**CHALLENGE**
Pictures aside, write out every record exactly as it appears.

►

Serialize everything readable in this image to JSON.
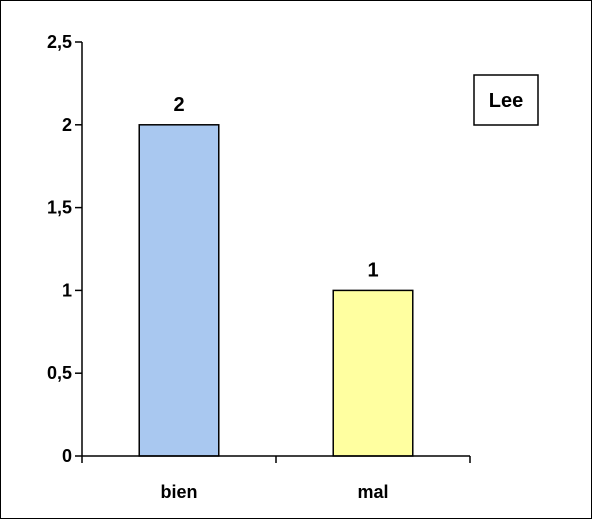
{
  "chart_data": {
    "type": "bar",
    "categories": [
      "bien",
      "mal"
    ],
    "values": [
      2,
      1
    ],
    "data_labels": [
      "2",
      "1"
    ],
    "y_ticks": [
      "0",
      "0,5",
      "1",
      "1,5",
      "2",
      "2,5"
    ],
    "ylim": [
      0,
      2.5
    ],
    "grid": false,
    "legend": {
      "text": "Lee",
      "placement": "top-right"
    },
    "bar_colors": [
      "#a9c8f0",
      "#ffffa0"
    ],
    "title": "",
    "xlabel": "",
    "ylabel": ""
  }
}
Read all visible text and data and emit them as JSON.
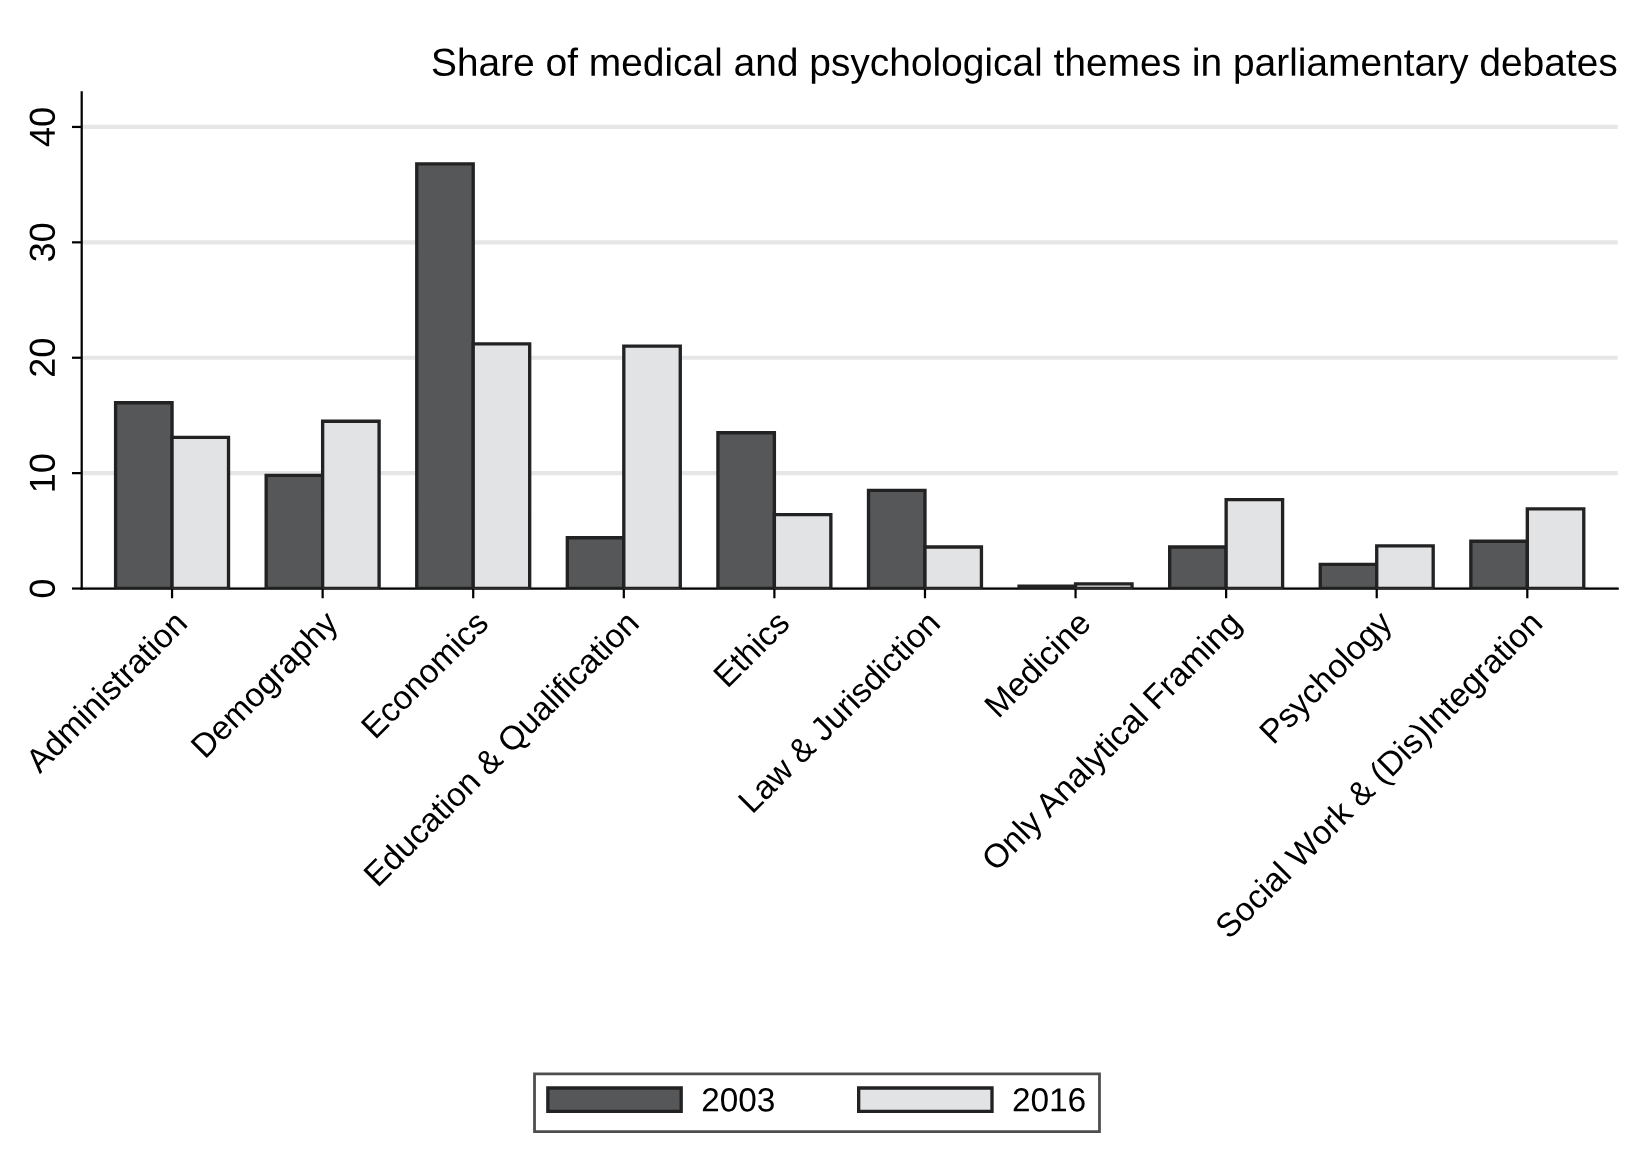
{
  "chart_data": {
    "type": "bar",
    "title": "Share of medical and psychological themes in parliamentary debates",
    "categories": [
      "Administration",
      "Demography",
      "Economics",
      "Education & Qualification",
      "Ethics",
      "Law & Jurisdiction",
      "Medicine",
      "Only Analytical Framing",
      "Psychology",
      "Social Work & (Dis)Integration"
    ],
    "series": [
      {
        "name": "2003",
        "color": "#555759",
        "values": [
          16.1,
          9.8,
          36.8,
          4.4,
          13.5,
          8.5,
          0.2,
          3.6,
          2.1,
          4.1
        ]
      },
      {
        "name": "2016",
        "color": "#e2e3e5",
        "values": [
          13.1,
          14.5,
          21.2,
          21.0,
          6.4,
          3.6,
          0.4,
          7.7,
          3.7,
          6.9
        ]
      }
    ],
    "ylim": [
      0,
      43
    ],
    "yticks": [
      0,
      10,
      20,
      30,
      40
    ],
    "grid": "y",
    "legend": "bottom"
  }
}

◄

**REPLY TO THE TASK**
Serialize everything readable in this image to JSON.
{
  "chart_data": {
    "type": "bar",
    "categories": [
      "bien",
      "mal"
    ],
    "values": [
      2,
      1
    ],
    "data_labels": [
      "2",
      "1"
    ],
    "y_ticks": [
      "0",
      "0,5",
      "1",
      "1,5",
      "2",
      "2,5"
    ],
    "ylim": [
      0,
      2.5
    ],
    "grid": false,
    "legend": {
      "text": "Lee",
      "placement": "top-right"
    },
    "bar_colors": [
      "#a9c8f0",
      "#ffffa0"
    ],
    "title": "",
    "xlabel": "",
    "ylabel": ""
  }
}
Read all visible text and data and emit them as JSON.
{
  "chart_data": {
    "type": "bar",
    "title": "Share of medical and psychological themes in parliamentary debates",
    "categories": [
      "Administration",
      "Demography",
      "Economics",
      "Education & Qualification",
      "Ethics",
      "Law & Jurisdiction",
      "Medicine",
      "Only Analytical Framing",
      "Psychology",
      "Social Work & (Dis)Integration"
    ],
    "series": [
      {
        "name": "2003",
        "color": "#555759",
        "values": [
          16.1,
          9.8,
          36.8,
          4.4,
          13.5,
          8.5,
          0.2,
          3.6,
          2.1,
          4.1
        ]
      },
      {
        "name": "2016",
        "color": "#e2e3e5",
        "values": [
          13.1,
          14.5,
          21.2,
          21.0,
          6.4,
          3.6,
          0.4,
          7.7,
          3.7,
          6.9
        ]
      }
    ],
    "ylim": [
      0,
      43
    ],
    "yticks": [
      0,
      10,
      20,
      30,
      40
    ],
    "grid": "y",
    "legend": "bottom"
  }
}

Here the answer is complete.